**Extracted information:**
________

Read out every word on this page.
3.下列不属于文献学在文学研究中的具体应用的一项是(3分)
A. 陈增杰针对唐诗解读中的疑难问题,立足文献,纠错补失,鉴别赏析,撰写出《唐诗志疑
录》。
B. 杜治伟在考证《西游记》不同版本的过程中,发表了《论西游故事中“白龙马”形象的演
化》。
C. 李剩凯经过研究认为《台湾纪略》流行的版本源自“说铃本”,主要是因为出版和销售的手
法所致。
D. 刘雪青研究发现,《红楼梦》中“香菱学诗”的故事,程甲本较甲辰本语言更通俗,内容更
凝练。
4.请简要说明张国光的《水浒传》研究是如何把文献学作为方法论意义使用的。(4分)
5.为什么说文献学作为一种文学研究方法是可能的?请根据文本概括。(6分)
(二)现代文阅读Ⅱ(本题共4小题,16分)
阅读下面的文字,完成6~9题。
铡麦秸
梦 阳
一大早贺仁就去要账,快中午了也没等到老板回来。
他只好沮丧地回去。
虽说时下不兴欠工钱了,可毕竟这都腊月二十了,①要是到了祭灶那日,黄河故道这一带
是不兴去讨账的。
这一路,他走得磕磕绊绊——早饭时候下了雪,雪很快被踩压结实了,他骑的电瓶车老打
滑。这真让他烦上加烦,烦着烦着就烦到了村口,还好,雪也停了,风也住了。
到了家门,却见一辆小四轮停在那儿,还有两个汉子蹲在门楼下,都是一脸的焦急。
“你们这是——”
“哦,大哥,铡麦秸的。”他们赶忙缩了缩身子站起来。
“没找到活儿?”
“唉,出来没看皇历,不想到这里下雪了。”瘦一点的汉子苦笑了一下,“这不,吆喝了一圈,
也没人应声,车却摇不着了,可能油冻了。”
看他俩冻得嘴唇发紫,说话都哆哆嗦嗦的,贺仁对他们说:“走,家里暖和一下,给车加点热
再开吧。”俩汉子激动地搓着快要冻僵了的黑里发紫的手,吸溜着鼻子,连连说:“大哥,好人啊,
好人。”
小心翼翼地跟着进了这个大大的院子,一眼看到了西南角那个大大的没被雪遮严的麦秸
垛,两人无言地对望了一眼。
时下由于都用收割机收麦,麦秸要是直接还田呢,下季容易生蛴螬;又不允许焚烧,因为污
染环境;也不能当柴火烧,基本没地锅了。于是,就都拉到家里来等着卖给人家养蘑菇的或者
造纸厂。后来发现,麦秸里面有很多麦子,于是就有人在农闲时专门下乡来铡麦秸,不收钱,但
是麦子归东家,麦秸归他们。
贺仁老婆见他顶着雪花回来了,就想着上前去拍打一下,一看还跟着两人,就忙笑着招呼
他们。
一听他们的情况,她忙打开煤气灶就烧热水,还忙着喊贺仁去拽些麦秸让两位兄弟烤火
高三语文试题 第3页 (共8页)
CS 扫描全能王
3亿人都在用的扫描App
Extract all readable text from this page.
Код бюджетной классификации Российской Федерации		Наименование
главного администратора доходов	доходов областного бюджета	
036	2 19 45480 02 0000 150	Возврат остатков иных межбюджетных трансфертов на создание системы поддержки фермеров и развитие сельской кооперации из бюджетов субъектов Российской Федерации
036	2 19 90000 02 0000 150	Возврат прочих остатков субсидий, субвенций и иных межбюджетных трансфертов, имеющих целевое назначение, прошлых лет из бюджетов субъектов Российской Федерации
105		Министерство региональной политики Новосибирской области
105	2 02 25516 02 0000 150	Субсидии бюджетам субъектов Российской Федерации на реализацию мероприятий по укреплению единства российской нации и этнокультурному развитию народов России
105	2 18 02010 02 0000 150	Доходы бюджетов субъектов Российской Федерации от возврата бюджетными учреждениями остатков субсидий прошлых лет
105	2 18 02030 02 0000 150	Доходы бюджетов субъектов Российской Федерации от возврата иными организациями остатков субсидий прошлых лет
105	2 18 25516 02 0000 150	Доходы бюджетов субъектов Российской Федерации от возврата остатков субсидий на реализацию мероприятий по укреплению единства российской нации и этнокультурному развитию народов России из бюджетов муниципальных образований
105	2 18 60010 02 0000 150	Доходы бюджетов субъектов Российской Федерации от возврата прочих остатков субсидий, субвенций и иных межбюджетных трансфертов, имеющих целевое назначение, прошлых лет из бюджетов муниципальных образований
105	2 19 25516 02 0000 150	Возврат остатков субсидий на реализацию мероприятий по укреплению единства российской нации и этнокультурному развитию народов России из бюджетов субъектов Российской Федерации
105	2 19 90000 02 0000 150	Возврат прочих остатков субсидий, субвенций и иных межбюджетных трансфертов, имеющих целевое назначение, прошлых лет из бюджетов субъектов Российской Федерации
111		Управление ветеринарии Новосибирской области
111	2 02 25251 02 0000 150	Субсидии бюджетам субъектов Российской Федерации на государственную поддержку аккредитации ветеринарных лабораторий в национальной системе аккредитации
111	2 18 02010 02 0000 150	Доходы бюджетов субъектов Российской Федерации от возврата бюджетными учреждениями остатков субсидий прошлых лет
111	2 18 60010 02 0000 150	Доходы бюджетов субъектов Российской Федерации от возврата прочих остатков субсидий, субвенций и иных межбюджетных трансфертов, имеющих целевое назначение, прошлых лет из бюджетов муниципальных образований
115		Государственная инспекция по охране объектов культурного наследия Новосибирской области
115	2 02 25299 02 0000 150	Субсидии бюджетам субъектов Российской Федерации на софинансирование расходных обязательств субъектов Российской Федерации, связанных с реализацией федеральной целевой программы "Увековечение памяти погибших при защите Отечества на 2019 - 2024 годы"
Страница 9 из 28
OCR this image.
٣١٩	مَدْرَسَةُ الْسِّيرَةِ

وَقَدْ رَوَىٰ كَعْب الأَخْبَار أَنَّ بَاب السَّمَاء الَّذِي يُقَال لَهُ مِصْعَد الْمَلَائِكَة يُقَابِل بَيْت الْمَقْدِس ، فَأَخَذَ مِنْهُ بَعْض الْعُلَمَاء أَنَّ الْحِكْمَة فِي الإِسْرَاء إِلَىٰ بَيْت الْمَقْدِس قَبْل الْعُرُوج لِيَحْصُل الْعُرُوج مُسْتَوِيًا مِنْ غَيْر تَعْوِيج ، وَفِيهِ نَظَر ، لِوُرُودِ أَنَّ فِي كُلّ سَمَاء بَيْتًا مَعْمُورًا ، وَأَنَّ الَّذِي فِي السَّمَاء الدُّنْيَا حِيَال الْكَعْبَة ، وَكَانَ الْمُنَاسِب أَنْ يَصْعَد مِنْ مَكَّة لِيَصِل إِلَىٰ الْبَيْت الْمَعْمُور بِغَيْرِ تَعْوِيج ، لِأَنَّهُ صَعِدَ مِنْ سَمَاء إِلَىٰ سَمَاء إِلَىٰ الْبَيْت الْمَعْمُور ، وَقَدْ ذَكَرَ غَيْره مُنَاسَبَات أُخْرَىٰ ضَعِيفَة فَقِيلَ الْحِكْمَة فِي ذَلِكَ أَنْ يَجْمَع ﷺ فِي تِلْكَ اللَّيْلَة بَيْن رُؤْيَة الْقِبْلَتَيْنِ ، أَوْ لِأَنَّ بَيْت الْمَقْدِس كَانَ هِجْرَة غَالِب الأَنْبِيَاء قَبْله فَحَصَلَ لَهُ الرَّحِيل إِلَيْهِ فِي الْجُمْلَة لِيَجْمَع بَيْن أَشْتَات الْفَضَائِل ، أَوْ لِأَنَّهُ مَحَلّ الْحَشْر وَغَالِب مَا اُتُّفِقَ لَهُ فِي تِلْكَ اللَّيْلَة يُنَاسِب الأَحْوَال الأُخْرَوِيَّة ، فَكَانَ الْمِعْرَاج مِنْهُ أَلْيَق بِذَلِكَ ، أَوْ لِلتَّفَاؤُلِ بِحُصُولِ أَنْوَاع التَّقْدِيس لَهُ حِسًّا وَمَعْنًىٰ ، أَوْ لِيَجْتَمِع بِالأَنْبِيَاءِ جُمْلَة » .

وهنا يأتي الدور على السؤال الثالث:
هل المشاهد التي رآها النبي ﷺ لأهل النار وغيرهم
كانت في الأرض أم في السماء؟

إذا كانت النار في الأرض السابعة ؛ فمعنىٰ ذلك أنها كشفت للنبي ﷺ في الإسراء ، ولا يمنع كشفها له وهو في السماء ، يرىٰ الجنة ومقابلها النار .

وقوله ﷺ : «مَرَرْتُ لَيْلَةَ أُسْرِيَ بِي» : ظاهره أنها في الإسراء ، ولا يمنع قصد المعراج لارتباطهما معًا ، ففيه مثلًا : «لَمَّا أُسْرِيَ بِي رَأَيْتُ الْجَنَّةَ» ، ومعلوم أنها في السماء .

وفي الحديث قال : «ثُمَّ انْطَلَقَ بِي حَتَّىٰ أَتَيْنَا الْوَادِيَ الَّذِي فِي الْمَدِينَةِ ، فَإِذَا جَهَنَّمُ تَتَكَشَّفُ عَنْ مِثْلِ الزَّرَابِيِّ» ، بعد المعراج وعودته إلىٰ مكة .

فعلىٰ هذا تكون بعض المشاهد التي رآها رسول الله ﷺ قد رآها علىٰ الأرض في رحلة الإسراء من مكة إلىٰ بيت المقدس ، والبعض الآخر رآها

________

**Task to carry out:** Reply with nothing except the number of lines in the listing above that include the string "this".

**Exercise response:** 3